▸ **TASK TO COMPLETE**
The records should be repeated word for word, pictures excluded.
══════════════════════════════
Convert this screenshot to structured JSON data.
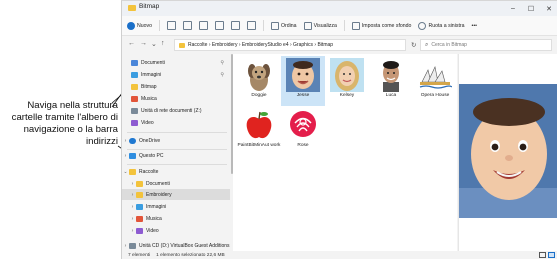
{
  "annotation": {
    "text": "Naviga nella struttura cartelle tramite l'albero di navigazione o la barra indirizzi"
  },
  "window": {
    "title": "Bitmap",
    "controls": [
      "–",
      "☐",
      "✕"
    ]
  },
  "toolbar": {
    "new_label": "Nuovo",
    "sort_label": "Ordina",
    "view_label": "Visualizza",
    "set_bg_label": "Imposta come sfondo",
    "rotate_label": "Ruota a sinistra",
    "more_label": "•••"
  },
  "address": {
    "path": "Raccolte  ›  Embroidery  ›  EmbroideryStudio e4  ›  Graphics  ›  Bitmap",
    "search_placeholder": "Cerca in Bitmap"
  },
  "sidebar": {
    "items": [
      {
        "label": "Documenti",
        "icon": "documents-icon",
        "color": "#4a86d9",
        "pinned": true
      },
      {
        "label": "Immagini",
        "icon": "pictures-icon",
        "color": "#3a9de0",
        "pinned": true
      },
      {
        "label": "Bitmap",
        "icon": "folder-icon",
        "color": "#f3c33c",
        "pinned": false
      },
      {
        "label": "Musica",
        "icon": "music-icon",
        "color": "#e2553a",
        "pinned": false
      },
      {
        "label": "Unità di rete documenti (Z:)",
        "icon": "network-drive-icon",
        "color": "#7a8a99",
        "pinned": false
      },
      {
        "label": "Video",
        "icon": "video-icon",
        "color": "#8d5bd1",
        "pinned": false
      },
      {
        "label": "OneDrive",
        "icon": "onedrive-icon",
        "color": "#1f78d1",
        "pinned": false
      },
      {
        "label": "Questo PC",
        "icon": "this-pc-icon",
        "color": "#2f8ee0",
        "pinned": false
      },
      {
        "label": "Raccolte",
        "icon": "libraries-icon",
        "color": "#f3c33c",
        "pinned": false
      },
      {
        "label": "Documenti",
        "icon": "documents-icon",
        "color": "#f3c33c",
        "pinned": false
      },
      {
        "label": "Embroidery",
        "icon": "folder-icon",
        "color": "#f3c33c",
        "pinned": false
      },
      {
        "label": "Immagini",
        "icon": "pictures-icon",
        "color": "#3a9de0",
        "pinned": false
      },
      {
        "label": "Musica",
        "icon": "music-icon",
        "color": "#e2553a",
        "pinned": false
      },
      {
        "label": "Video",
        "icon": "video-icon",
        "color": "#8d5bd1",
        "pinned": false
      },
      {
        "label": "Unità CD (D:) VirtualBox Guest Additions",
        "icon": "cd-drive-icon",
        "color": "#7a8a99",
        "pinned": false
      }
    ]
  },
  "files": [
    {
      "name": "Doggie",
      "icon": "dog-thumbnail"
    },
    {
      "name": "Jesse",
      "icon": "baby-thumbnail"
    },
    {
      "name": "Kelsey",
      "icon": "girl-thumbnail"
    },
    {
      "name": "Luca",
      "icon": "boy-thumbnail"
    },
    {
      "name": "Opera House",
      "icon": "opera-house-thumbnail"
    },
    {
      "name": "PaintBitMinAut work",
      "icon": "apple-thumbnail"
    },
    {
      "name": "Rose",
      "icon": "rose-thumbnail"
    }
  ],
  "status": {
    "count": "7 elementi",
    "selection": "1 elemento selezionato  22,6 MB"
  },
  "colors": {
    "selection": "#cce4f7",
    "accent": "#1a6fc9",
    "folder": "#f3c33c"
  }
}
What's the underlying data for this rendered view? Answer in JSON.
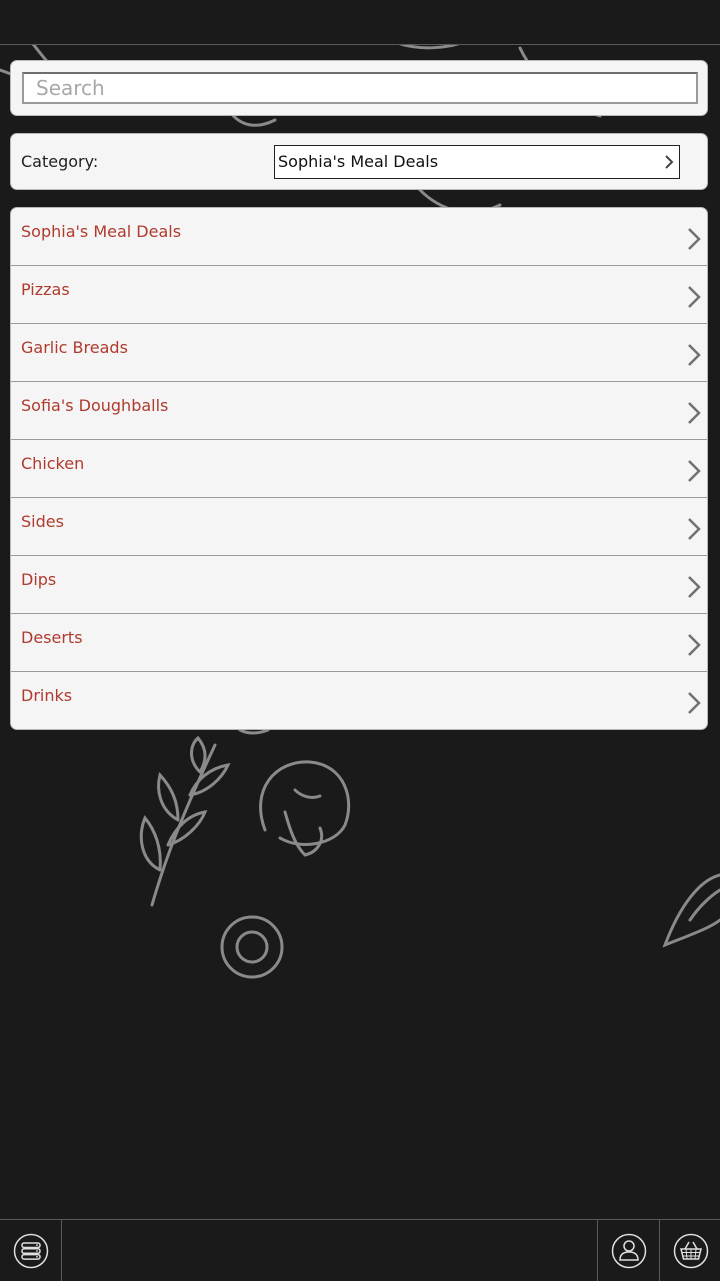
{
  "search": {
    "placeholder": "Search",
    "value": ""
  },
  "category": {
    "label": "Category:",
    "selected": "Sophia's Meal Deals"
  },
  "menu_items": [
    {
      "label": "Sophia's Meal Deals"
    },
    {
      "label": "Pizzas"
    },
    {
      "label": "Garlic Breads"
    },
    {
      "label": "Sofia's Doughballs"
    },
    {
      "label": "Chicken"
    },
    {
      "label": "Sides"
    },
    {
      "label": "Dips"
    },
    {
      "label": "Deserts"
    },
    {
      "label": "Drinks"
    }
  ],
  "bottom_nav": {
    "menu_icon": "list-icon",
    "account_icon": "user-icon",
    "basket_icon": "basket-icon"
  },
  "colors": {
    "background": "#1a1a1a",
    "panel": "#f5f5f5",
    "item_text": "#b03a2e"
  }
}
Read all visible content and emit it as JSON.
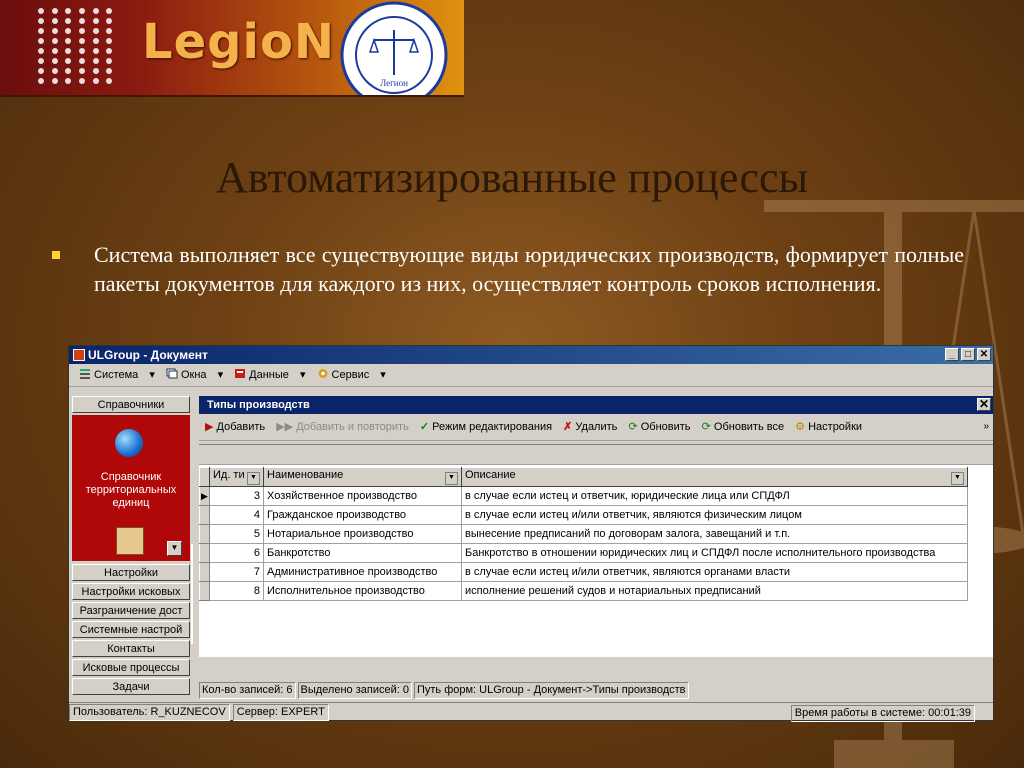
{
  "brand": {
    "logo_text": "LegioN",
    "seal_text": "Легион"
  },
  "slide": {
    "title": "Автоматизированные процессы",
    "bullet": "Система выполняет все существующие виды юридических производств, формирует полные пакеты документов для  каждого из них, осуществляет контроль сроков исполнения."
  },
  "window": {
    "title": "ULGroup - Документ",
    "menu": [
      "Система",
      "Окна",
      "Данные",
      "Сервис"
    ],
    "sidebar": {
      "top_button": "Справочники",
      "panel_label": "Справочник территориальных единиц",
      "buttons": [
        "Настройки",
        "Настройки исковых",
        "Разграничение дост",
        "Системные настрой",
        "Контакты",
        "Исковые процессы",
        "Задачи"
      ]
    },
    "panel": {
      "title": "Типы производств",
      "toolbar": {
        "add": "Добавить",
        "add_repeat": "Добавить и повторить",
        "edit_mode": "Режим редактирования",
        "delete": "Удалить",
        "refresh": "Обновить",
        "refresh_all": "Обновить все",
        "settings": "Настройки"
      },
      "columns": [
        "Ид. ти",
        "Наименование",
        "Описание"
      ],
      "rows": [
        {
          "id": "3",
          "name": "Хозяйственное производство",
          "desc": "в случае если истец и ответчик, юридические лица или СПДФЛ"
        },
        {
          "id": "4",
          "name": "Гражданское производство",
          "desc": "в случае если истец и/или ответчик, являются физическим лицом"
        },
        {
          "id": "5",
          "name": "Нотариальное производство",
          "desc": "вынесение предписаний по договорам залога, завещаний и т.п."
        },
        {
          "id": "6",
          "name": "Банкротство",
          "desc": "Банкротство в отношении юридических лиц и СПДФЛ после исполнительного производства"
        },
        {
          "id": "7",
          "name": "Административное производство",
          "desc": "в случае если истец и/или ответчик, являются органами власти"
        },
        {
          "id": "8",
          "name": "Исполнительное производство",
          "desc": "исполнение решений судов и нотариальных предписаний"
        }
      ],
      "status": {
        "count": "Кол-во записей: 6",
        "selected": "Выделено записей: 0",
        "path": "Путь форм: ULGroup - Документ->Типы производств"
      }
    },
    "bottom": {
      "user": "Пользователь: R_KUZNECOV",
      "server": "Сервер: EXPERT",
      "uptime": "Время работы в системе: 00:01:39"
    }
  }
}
══════════════════════════════
▸ **RESPONSE TO THIS TASK**
Convert this screenshot to structured JSON data.
{
  "annotation": {
    "text": "Naviga nella struttura cartelle tramite l'albero di navigazione o la barra indirizzi"
  },
  "window": {
    "title": "Bitmap",
    "controls": [
      "–",
      "☐",
      "✕"
    ]
  },
  "toolbar": {
    "new_label": "Nuovo",
    "sort_label": "Ordina",
    "view_label": "Visualizza",
    "set_bg_label": "Imposta come sfondo",
    "rotate_label": "Ruota a sinistra",
    "more_label": "•••"
  },
  "address": {
    "path": "Raccolte  ›  Embroidery  ›  EmbroideryStudio e4  ›  Graphics  ›  Bitmap",
    "search_placeholder": "Cerca in Bitmap"
  },
  "sidebar": {
    "items": [
      {
        "label": "Documenti",
        "icon": "documents-icon",
        "color": "#4a86d9",
        "pinned": true
      },
      {
        "label": "Immagini",
        "icon": "pictures-icon",
        "color": "#3a9de0",
        "pinned": true
      },
      {
        "label": "Bitmap",
        "icon": "folder-icon",
        "color": "#f3c33c",
        "pinned": false
      },
      {
        "label": "Musica",
        "icon": "music-icon",
        "color": "#e2553a",
        "pinned": false
      },
      {
        "label": "Unità di rete documenti (Z:)",
        "icon": "network-drive-icon",
        "color": "#7a8a99",
        "pinned": false
      },
      {
        "label": "Video",
        "icon": "video-icon",
        "color": "#8d5bd1",
        "pinned": false
      },
      {
        "label": "OneDrive",
        "icon": "onedrive-icon",
        "color": "#1f78d1",
        "pinned": false
      },
      {
        "label": "Questo PC",
        "icon": "this-pc-icon",
        "color": "#2f8ee0",
        "pinned": false
      },
      {
        "label": "Raccolte",
        "icon": "libraries-icon",
        "color": "#f3c33c",
        "pinned": false
      },
      {
        "label": "Documenti",
        "icon": "documents-icon",
        "color": "#f3c33c",
        "pinned": false
      },
      {
        "label": "Embroidery",
        "icon": "folder-icon",
        "color": "#f3c33c",
        "pinned": false
      },
      {
        "label": "Immagini",
        "icon": "pictures-icon",
        "color": "#3a9de0",
        "pinned": false
      },
      {
        "label": "Musica",
        "icon": "music-icon",
        "color": "#e2553a",
        "pinned": false
      },
      {
        "label": "Video",
        "icon": "video-icon",
        "color": "#8d5bd1",
        "pinned": false
      },
      {
        "label": "Unità CD (D:) VirtualBox Guest Additions",
        "icon": "cd-drive-icon",
        "color": "#7a8a99",
        "pinned": false
      }
    ]
  },
  "files": [
    {
      "name": "Doggie",
      "icon": "dog-thumbnail"
    },
    {
      "name": "Jesse",
      "icon": "baby-thumbnail"
    },
    {
      "name": "Kelsey",
      "icon": "girl-thumbnail"
    },
    {
      "name": "Luca",
      "icon": "boy-thumbnail"
    },
    {
      "name": "Opera House",
      "icon": "opera-house-thumbnail"
    },
    {
      "name": "PaintBitMinAut work",
      "icon": "apple-thumbnail"
    },
    {
      "name": "Rose",
      "icon": "rose-thumbnail"
    }
  ],
  "status": {
    "count": "7 elementi",
    "selection": "1 elemento selezionato  22,6 MB"
  },
  "colors": {
    "selection": "#cce4f7",
    "accent": "#1a6fc9",
    "folder": "#f3c33c"
  }
}
What's the underlying data for this rendered view? Answer in JSON.
{
  "search": {
    "placeholder": "Search",
    "value": ""
  },
  "category": {
    "label": "Category:",
    "selected": "Sophia's Meal Deals"
  },
  "menu_items": [
    {
      "label": "Sophia's Meal Deals"
    },
    {
      "label": "Pizzas"
    },
    {
      "label": "Garlic Breads"
    },
    {
      "label": "Sofia's Doughballs"
    },
    {
      "label": "Chicken"
    },
    {
      "label": "Sides"
    },
    {
      "label": "Dips"
    },
    {
      "label": "Deserts"
    },
    {
      "label": "Drinks"
    }
  ],
  "bottom_nav": {
    "menu_icon": "list-icon",
    "account_icon": "user-icon",
    "basket_icon": "basket-icon"
  },
  "colors": {
    "background": "#1a1a1a",
    "panel": "#f5f5f5",
    "item_text": "#b03a2e"
  }
}
Read all visible content and emit it as JSON.
{
  "brand": {
    "logo_text": "LegioN",
    "seal_text": "Легион"
  },
  "slide": {
    "title": "Автоматизированные процессы",
    "bullet": "Система выполняет все существующие виды юридических производств, формирует полные пакеты документов для  каждого из них, осуществляет контроль сроков исполнения."
  },
  "window": {
    "title": "ULGroup - Документ",
    "menu": [
      "Система",
      "Окна",
      "Данные",
      "Сервис"
    ],
    "sidebar": {
      "top_button": "Справочники",
      "panel_label": "Справочник территориальных единиц",
      "buttons": [
        "Настройки",
        "Настройки исковых",
        "Разграничение дост",
        "Системные настрой",
        "Контакты",
        "Исковые процессы",
        "Задачи"
      ]
    },
    "panel": {
      "title": "Типы производств",
      "toolbar": {
        "add": "Добавить",
        "add_repeat": "Добавить и повторить",
        "edit_mode": "Режим редактирования",
        "delete": "Удалить",
        "refresh": "Обновить",
        "refresh_all": "Обновить все",
        "settings": "Настройки"
      },
      "columns": [
        "Ид. ти",
        "Наименование",
        "Описание"
      ],
      "rows": [
        {
          "id": "3",
          "name": "Хозяйственное производство",
          "desc": "в случае если истец и ответчик, юридические лица или СПДФЛ"
        },
        {
          "id": "4",
          "name": "Гражданское производство",
          "desc": "в случае если истец и/или ответчик, являются физическим лицом"
        },
        {
          "id": "5",
          "name": "Нотариальное производство",
          "desc": "вынесение предписаний по договорам залога, завещаний и т.п."
        },
        {
          "id": "6",
          "name": "Банкротство",
          "desc": "Банкротство в отношении юридических лиц и СПДФЛ после исполнительного производства"
        },
        {
          "id": "7",
          "name": "Административное производство",
          "desc": "в случае если истец и/или ответчик, являются органами власти"
        },
        {
          "id": "8",
          "name": "Исполнительное производство",
          "desc": "исполнение решений судов и нотариальных предписаний"
        }
      ],
      "status": {
        "count": "Кол-во записей: 6",
        "selected": "Выделено записей: 0",
        "path": "Путь форм: ULGroup - Документ->Типы производств"
      }
    },
    "bottom": {
      "user": "Пользователь: R_KUZNECOV",
      "server": "Сервер: EXPERT",
      "uptime": "Время работы в системе: 00:01:39"
    }
  }
}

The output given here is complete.